Where a line of the material contains the string "青色防犯", copy that line.

[Dataset records]
________
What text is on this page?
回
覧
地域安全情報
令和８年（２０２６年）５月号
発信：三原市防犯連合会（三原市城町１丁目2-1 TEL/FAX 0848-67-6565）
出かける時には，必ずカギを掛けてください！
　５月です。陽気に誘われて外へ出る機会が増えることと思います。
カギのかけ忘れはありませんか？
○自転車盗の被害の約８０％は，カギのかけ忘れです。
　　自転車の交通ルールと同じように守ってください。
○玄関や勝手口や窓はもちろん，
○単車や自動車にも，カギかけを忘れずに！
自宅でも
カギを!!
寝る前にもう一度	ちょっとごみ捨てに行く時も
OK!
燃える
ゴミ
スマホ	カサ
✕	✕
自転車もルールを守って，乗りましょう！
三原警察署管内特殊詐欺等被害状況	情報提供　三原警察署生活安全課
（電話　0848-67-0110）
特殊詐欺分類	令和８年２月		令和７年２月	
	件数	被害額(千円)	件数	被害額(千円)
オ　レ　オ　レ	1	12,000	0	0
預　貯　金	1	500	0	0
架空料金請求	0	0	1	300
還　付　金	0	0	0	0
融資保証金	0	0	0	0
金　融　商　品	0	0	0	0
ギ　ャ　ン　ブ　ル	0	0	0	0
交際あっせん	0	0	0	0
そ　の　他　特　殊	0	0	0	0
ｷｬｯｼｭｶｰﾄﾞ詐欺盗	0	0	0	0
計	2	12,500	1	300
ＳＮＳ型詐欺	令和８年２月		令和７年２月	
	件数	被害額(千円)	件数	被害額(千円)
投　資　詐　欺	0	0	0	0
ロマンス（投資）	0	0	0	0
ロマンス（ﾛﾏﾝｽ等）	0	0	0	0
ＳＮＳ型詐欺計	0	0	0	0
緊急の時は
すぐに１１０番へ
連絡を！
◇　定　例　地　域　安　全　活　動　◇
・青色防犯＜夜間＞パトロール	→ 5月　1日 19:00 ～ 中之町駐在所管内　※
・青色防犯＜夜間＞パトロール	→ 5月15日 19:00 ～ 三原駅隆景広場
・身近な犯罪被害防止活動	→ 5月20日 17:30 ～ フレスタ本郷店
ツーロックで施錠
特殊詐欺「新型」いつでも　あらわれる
________
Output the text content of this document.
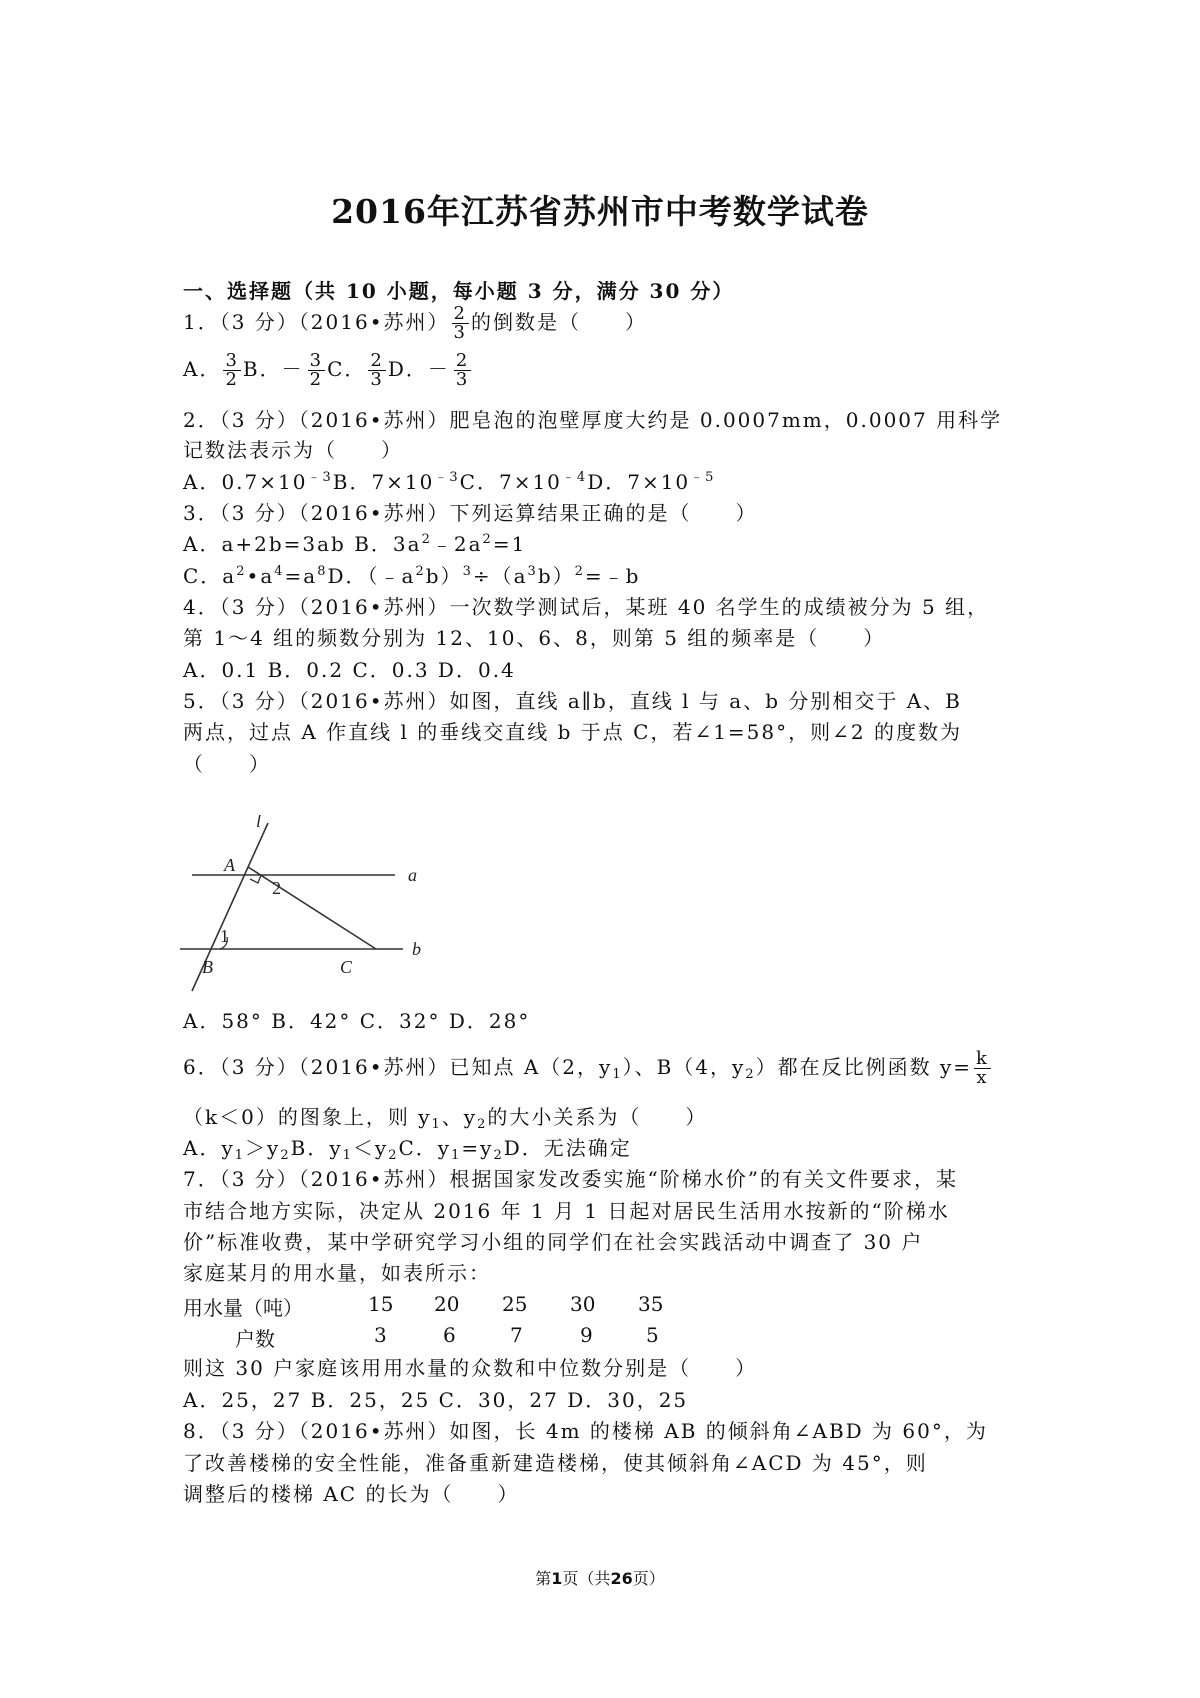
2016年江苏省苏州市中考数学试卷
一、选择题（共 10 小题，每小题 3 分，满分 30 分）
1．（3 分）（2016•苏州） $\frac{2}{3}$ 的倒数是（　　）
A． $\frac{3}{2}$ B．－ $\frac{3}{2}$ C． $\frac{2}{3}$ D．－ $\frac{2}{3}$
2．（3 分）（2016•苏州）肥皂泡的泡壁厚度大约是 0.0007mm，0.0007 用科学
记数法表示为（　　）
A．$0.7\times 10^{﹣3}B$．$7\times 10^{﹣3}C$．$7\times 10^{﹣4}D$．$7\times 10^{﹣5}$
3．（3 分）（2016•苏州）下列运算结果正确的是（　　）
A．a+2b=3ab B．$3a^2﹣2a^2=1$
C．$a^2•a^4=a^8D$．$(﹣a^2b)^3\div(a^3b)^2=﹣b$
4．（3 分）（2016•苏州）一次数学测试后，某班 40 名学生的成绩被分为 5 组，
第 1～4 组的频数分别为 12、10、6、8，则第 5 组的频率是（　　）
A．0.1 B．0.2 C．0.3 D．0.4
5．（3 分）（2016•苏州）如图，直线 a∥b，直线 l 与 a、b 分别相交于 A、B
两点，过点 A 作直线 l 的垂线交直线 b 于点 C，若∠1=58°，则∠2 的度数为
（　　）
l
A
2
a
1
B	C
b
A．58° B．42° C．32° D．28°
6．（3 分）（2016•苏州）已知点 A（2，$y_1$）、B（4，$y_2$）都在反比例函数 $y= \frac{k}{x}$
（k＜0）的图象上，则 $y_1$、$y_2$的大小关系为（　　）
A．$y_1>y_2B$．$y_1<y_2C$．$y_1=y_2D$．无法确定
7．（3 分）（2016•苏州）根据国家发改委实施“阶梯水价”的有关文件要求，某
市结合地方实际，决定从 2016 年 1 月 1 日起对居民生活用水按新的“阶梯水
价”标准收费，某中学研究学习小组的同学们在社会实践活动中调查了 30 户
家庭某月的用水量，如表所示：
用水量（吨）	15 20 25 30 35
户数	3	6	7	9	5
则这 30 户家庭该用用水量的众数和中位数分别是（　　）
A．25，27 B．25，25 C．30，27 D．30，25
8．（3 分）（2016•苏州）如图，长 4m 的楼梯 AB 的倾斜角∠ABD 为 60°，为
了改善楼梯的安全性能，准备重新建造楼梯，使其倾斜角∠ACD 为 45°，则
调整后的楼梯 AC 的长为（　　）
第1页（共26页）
________
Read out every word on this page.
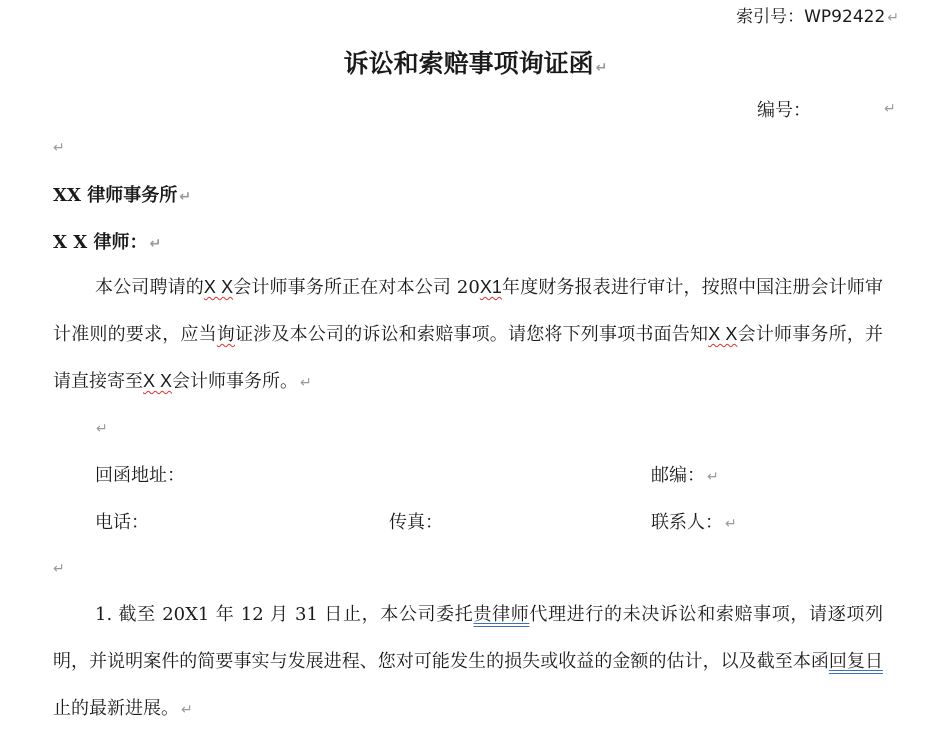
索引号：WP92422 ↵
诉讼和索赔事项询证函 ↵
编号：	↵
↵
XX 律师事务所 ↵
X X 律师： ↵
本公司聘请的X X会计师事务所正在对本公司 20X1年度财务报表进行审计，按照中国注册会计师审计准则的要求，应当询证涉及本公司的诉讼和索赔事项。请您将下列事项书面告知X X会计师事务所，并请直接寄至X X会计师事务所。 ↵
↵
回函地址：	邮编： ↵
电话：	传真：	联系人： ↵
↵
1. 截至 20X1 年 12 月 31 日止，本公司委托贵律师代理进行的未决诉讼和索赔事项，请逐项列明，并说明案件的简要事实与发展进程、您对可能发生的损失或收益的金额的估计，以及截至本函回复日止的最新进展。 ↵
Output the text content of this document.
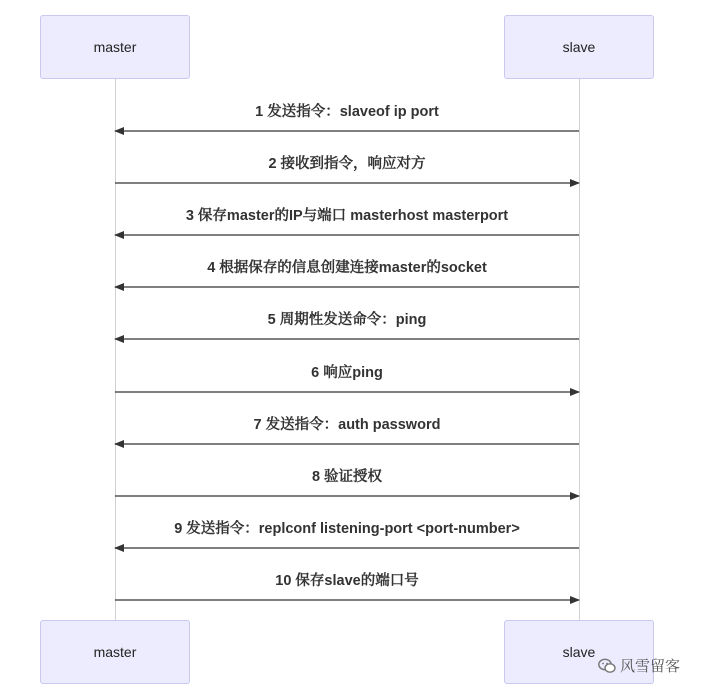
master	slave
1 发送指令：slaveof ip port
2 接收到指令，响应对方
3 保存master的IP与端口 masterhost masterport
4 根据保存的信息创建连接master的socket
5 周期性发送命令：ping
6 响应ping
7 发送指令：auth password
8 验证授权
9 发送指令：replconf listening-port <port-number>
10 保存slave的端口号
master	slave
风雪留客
________
Exercise result:
・青色防犯＜夜間＞パトロール	→ 5月　1日 19:00 ～ 中之町駐在所管内　※
・青色防犯＜夜間＞パトロール	→ 5月15日 19:00 ～ 三原駅隆景広場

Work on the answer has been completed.